▶ _INSTRUCTION_:
Identify the line in which "Read all visible content and emit it as JSON." appears, then reproduce that line and all remaining lines of the records word for word.

▶ _RECORDS FOR THE EXERCISE_:
══════════
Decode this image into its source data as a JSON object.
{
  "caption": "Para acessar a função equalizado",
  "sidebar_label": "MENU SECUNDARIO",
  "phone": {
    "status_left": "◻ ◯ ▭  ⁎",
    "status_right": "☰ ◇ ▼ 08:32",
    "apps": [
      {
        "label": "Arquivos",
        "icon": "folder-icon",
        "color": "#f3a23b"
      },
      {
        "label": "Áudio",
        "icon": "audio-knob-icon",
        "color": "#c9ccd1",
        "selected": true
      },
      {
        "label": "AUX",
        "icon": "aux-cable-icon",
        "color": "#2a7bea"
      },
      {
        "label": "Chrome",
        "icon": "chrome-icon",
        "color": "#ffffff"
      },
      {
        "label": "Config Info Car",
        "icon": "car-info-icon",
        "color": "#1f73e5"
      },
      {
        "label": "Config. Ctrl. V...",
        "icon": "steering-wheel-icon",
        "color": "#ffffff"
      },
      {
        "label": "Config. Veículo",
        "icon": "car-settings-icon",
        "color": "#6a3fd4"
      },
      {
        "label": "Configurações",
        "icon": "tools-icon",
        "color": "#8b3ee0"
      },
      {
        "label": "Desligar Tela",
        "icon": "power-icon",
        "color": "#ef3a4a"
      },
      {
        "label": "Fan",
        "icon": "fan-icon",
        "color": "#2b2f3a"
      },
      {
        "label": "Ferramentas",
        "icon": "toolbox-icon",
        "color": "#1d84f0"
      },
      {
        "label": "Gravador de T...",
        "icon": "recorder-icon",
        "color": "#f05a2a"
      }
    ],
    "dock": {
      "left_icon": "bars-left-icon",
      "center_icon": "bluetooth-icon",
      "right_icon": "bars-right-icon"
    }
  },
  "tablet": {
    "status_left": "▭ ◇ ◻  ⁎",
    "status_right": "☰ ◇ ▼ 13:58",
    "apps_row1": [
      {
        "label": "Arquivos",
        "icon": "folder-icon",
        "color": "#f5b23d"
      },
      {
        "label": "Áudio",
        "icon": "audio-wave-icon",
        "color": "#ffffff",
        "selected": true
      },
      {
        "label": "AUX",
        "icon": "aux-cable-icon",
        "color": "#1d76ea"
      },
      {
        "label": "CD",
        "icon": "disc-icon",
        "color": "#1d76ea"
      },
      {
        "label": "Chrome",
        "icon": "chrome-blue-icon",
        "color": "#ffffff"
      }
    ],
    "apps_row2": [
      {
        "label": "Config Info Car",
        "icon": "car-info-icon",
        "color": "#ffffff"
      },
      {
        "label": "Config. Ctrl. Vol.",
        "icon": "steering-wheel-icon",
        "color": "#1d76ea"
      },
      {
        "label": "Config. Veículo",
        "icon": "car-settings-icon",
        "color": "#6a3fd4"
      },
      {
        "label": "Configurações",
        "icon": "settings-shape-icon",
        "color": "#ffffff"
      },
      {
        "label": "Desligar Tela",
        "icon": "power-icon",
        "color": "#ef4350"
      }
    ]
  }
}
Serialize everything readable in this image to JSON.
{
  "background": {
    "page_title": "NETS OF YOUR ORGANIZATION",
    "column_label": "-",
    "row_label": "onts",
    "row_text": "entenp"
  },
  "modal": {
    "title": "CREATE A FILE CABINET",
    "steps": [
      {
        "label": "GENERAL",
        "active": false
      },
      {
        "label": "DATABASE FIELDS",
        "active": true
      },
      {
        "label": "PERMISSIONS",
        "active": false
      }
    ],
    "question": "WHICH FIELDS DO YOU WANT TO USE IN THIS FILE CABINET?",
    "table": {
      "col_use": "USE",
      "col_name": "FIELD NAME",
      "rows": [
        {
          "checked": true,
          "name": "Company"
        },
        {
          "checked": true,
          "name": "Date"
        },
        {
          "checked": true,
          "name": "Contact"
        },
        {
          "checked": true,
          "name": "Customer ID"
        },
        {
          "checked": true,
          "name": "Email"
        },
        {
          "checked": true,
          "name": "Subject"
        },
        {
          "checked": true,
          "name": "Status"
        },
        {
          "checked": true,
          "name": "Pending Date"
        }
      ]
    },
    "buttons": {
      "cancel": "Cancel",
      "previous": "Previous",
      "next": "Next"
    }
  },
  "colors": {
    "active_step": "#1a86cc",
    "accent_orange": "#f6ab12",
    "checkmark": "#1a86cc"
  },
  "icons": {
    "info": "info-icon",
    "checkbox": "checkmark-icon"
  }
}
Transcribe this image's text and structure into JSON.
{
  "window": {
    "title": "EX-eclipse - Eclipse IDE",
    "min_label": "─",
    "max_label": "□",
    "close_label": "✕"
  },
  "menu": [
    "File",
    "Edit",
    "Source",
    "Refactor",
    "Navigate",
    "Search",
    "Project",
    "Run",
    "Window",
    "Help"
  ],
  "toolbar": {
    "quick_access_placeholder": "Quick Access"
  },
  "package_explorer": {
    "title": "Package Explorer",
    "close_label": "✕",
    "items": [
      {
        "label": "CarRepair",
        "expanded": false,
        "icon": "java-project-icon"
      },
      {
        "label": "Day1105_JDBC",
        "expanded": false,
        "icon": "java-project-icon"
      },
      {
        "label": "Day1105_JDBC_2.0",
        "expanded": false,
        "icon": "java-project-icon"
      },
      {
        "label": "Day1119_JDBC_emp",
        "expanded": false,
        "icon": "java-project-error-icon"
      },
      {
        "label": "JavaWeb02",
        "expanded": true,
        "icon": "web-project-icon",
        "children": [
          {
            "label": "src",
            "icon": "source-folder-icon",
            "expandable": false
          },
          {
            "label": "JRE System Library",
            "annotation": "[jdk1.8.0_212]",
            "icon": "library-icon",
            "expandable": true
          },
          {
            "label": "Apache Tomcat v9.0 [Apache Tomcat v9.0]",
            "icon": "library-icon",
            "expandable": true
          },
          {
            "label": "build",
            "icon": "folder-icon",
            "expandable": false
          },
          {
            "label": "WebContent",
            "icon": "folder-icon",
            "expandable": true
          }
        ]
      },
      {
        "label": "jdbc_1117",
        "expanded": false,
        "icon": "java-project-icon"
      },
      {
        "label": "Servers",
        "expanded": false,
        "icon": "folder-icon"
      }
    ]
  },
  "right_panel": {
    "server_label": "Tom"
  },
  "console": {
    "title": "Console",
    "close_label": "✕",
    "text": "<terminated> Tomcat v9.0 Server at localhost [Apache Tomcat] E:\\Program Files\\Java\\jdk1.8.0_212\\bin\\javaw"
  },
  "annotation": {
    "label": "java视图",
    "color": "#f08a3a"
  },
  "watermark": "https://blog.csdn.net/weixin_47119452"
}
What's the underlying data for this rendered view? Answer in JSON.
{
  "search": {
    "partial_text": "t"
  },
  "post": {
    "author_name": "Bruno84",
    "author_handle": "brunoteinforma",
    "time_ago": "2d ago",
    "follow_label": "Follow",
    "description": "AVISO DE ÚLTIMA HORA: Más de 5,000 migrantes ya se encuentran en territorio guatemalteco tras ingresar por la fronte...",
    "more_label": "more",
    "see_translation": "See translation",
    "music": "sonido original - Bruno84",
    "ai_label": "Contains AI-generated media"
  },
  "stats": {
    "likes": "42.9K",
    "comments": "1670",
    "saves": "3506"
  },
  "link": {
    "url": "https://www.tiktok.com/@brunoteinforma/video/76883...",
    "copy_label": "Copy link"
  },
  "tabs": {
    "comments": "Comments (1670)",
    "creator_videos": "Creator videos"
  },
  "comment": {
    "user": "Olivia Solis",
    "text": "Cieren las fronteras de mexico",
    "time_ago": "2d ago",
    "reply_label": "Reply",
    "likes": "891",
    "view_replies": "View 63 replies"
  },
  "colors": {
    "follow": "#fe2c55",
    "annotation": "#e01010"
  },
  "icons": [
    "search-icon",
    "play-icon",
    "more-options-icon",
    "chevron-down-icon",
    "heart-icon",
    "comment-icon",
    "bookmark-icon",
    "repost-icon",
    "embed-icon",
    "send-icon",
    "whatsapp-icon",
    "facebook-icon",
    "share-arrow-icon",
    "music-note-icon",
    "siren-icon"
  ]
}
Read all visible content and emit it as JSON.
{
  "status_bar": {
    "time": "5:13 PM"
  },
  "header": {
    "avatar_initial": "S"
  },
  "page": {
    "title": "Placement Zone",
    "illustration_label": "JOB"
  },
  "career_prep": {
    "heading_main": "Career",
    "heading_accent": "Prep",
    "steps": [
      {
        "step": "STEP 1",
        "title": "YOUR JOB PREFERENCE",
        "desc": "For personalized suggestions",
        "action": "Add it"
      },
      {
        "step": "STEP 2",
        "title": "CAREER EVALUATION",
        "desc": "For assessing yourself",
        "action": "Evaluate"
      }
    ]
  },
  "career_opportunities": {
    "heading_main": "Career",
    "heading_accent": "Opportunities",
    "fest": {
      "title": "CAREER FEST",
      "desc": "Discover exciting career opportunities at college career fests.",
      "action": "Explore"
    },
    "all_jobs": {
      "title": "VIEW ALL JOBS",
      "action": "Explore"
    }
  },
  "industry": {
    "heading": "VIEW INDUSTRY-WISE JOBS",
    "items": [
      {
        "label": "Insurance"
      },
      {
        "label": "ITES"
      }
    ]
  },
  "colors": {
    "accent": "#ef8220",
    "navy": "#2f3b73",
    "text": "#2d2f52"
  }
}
══════════
▶ _THE COMPLETED TASK_:
Read all visible content and emit it as JSON.
{
  "status_bar": {
    "time": "5:13 PM"
  },
  "header": {
    "avatar_initial": "S"
  },
  "page": {
    "title": "Placement Zone",
    "illustration_label": "JOB"
  },
  "career_prep": {
    "heading_main": "Career",
    "heading_accent": "Prep",
    "steps": [
      {
        "step": "STEP 1",
        "title": "YOUR JOB PREFERENCE",
        "desc": "For personalized suggestions",
        "action": "Add it"
      },
      {
        "step": "STEP 2",
        "title": "CAREER EVALUATION",
        "desc": "For assessing yourself",
        "action": "Evaluate"
      }
    ]
  },
  "career_opportunities": {
    "heading_main": "Career",
    "heading_accent": "Opportunities",
    "fest": {
      "title": "CAREER FEST",
      "desc": "Discover exciting career opportunities at college career fests.",
      "action": "Explore"
    },
    "all_jobs": {
      "title": "VIEW ALL JOBS",
      "action": "Explore"
    }
  },
  "industry": {
    "heading": "VIEW INDUSTRY-WISE JOBS",
    "items": [
      {
        "label": "Insurance"
      },
      {
        "label": "ITES"
      }
    ]
  },
  "colors": {
    "accent": "#ef8220",
    "navy": "#2f3b73",
    "text": "#2d2f52"
  }
}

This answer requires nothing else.